Records that describe figures:
------------------------------------------------------------
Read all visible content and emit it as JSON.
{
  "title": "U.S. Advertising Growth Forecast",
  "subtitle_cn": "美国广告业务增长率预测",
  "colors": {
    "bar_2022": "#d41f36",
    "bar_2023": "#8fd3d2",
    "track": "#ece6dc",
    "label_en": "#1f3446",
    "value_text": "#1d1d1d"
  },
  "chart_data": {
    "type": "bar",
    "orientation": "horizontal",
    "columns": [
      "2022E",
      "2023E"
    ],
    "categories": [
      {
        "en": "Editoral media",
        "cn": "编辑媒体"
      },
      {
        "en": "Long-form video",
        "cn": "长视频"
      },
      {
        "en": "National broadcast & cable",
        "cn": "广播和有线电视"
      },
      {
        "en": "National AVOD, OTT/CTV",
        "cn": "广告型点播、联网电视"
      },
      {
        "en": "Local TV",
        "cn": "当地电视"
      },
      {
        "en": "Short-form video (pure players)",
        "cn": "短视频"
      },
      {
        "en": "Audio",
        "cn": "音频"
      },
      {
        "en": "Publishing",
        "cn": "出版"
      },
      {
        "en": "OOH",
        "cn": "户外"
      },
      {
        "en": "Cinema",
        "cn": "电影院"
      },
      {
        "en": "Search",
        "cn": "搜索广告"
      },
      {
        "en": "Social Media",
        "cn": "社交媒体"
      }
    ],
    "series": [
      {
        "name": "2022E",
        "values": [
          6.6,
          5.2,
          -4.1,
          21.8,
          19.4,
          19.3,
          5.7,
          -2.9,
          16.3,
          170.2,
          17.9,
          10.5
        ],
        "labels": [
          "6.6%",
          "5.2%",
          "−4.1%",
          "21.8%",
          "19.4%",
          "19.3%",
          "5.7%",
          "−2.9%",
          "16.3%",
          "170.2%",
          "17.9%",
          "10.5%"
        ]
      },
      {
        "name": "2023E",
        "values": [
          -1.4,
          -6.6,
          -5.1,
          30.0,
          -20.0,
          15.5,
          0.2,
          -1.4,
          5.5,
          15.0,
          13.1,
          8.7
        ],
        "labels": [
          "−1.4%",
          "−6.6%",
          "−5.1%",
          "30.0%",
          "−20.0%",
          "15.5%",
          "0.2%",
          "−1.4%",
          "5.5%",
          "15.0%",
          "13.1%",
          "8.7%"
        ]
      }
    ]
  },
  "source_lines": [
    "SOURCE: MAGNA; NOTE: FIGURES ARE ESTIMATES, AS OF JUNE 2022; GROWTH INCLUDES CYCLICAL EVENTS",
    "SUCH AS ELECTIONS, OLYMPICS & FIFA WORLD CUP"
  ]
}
------------------------------------------------------------
Job: Across the data, tally the lines containing "form" and give back the number alone.

Task answer: 2